[Exercise goal]
What follows is a set of records, each of which is to be written out exactly.

[Given records]

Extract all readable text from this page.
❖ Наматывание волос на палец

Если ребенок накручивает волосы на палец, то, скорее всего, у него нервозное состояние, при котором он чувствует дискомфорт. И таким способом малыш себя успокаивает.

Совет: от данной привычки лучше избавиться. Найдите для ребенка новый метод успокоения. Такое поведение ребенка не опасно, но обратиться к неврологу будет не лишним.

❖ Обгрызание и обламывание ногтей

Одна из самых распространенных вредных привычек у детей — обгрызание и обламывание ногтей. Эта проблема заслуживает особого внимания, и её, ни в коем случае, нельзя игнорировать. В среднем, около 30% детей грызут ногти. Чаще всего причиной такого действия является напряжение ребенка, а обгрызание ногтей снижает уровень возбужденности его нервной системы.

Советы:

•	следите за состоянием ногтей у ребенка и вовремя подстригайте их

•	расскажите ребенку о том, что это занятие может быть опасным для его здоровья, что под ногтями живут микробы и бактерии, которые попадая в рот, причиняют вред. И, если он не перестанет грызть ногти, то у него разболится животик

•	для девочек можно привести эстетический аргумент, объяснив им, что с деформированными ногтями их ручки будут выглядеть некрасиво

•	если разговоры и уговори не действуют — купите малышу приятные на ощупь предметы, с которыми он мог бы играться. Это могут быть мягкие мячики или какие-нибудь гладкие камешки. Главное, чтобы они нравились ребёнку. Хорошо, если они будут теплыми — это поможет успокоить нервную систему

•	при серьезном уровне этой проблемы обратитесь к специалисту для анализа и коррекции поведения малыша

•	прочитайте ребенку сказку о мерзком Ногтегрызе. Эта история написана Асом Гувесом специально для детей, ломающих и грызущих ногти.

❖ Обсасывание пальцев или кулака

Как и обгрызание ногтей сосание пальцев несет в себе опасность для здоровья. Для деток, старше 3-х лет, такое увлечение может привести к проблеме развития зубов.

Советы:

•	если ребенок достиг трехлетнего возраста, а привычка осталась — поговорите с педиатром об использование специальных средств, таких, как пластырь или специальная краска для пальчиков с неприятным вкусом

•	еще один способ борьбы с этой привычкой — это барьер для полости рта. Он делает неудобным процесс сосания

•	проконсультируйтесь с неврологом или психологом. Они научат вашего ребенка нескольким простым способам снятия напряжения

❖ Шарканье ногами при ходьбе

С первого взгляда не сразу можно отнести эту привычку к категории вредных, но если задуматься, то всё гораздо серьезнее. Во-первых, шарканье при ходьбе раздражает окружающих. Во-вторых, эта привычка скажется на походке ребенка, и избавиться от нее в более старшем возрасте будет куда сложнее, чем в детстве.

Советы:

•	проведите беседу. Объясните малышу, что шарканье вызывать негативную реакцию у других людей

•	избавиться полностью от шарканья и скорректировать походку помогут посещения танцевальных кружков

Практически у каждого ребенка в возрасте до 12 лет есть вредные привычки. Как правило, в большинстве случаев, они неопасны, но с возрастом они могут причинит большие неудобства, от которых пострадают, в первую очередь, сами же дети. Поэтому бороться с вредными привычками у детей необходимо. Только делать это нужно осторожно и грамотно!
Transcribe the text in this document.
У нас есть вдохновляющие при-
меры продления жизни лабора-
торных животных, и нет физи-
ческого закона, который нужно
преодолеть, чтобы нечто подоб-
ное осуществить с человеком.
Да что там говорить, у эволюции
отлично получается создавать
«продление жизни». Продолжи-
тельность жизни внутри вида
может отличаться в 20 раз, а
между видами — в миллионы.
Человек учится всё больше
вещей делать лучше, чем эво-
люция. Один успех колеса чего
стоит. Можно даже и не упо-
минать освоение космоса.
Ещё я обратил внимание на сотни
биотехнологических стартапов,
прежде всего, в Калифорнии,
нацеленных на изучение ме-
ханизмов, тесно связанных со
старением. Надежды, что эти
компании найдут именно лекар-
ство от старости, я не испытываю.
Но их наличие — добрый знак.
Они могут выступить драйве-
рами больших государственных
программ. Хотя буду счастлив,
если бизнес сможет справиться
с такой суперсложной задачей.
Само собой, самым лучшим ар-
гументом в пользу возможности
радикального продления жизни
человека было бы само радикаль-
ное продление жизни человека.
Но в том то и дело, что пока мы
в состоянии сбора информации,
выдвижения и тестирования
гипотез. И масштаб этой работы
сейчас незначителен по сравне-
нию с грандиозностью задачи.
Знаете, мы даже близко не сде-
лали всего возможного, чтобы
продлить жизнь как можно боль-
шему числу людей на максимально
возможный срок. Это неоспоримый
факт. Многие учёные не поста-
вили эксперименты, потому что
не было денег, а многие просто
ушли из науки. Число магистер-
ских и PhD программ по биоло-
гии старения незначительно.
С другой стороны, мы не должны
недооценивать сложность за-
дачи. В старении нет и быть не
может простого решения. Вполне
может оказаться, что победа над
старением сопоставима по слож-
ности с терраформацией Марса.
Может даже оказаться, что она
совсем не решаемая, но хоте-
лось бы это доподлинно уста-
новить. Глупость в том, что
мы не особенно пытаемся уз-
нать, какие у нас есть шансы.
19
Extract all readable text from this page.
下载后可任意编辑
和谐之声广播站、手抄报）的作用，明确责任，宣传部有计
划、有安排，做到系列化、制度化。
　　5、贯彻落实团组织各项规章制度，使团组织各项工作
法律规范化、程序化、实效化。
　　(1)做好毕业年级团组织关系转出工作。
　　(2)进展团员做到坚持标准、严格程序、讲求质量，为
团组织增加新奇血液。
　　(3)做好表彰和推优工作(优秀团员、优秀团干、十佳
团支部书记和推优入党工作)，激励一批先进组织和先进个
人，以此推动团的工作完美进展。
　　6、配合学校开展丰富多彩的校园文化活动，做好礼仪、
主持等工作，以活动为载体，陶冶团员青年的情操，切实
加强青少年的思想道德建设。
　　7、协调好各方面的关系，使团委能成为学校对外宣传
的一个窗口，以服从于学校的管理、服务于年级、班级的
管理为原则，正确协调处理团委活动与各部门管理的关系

[Task response]
Extract all readable text from this page.
❖ Наматывание волос на палец

Если ребенок накручивает волосы на палец, то, скорее всего, у него нервозное состояние, при котором он чувствует дискомфорт. И таким способом малыш себя успокаивает.

Совет: от данной привычки лучше избавиться. Найдите для ребенка новый метод успокоения. Такое поведение ребенка не опасно, но обратиться к неврологу будет не лишним.

❖ Обгрызание и обламывание ногтей

Одна из самых распространенных вредных привычек у детей — обгрызание и обламывание ногтей. Эта проблема заслуживает особого внимания, и её, ни в коем случае, нельзя игнорировать. В среднем, около 30% детей грызут ногти. Чаще всего причиной такого действия является напряжение ребенка, а обгрызание ногтей снижает уровень возбужденности его нервной системы.

Советы:

•	следите за состоянием ногтей у ребенка и вовремя подстригайте их

•	расскажите ребенку о том, что это занятие может быть опасным для его здоровья, что под ногтями живут микробы и бактерии, которые попадая в рот, причиняют вред. И, если он не перестанет грызть ногти, то у него разболится животик

•	для девочек можно привести эстетический аргумент, объяснив им, что с деформированными ногтями их ручки будут выглядеть некрасиво

•	если разговоры и уговори не действуют — купите малышу приятные на ощупь предметы, с которыми он мог бы играться. Это могут быть мягкие мячики или какие-нибудь гладкие камешки. Главное, чтобы они нравились ребёнку. Хорошо, если они будут теплыми — это поможет успокоить нервную систему

•	при серьезном уровне этой проблемы обратитесь к специалисту для анализа и коррекции поведения малыша

•	прочитайте ребенку сказку о мерзком Ногтегрызе. Эта история написана Асом Гувесом специально для детей, ломающих и грызущих ногти.

❖ Обсасывание пальцев или кулака

Как и обгрызание ногтей сосание пальцев несет в себе опасность для здоровья. Для деток, старше 3-х лет, такое увлечение может привести к проблеме развития зубов.

Советы:

•	если ребенок достиг трехлетнего возраста, а привычка осталась — поговорите с педиатром об использование специальных средств, таких, как пластырь или специальная краска для пальчиков с неприятным вкусом

•	еще один способ борьбы с этой привычкой — это барьер для полости рта. Он делает неудобным процесс сосания

•	проконсультируйтесь с неврологом или психологом. Они научат вашего ребенка нескольким простым способам снятия напряжения

❖ Шарканье ногами при ходьбе

С первого взгляда не сразу можно отнести эту привычку к категории вредных, но если задуматься, то всё гораздо серьезнее. Во-первых, шарканье при ходьбе раздражает окружающих. Во-вторых, эта привычка скажется на походке ребенка, и избавиться от нее в более старшем возрасте будет куда сложнее, чем в детстве.

Советы:

•	проведите беседу. Объясните малышу, что шарканье вызывать негативную реакцию у других людей

•	избавиться полностью от шарканья и скорректировать походку помогут посещения танцевальных кружков

Практически у каждого ребенка в возрасте до 12 лет есть вредные привычки. Как правило, в большинстве случаев, они неопасны, но с возрастом они могут причинит большие неудобства, от которых пострадают, в первую очередь, сами же дети. Поэтому бороться с вредными привычками у детей необходимо. Только делать это нужно осторожно и грамотно!
Transcribe the text in this document.
У нас есть вдохновляющие при-
меры продления жизни лабора-
торных животных, и нет физи-
ческого закона, который нужно
преодолеть, чтобы нечто подоб-
ное осуществить с человеком.
Да что там говорить, у эволюции
отлично получается создавать
«продление жизни». Продолжи-
тельность жизни внутри вида
может отличаться в 20 раз, а
между видами — в миллионы.
Человек учится всё больше
вещей делать лучше, чем эво-
люция. Один успех колеса чего
стоит. Можно даже и не упо-
минать освоение космоса.
Ещё я обратил внимание на сотни
биотехнологических стартапов,
прежде всего, в Калифорнии,
нацеленных на изучение ме-
ханизмов, тесно связанных со
старением. Надежды, что эти
компании найдут именно лекар-
ство от старости, я не испытываю.
Но их наличие — добрый знак.
Они могут выступить драйве-
рами больших государственных
программ. Хотя буду счастлив,
если бизнес сможет справиться
с такой суперсложной задачей.
Само собой, самым лучшим ар-
гументом в пользу возможности
радикального продления жизни
человека было бы само радикаль-
ное продление жизни человека.
Но в том то и дело, что пока мы
в состоянии сбора информации,
выдвижения и тестирования
гипотез. И масштаб этой работы
сейчас незначителен по сравне-
нию с грандиозностью задачи.
Знаете, мы даже близко не сде-
лали всего возможного, чтобы
продлить жизнь как можно боль-
шему числу людей на максимально
возможный срок. Это неоспоримый
факт. Многие учёные не поста-
вили эксперименты, потому что
не было денег, а многие просто
ушли из науки. Число магистер-
ских и PhD программ по биоло-
гии старения незначительно.
С другой стороны, мы не должны
недооценивать сложность за-
дачи. В старении нет и быть не
может простого решения. Вполне
может оказаться, что победа над
старением сопоставима по слож-
ности с терраформацией Марса.
Может даже оказаться, что она
совсем не решаемая, но хоте-
лось бы это доподлинно уста-
новить. Глупость в том, что
мы не особенно пытаемся уз-
нать, какие у нас есть шансы.
19
Extract all readable text from this page.
下载后可任意编辑
和谐之声广播站、手抄报）的作用，明确责任，宣传部有计
划、有安排，做到系列化、制度化。
　　5、贯彻落实团组织各项规章制度，使团组织各项工作
法律规范化、程序化、实效化。
　　(1)做好毕业年级团组织关系转出工作。
　　(2)进展团员做到坚持标准、严格程序、讲求质量，为
团组织增加新奇血液。
　　(3)做好表彰和推优工作(优秀团员、优秀团干、十佳
团支部书记和推优入党工作)，激励一批先进组织和先进个
人，以此推动团的工作完美进展。
　　6、配合学校开展丰富多彩的校园文化活动，做好礼仪、
主持等工作，以活动为载体，陶冶团员青年的情操，切实
加强青少年的思想道德建设。
　　7、协调好各方面的关系，使团委能成为学校对外宣传
的一个窗口，以服从于学校的管理、服务于年级、班级的
管理为原则，正确协调处理团委活动与各部门管理的关系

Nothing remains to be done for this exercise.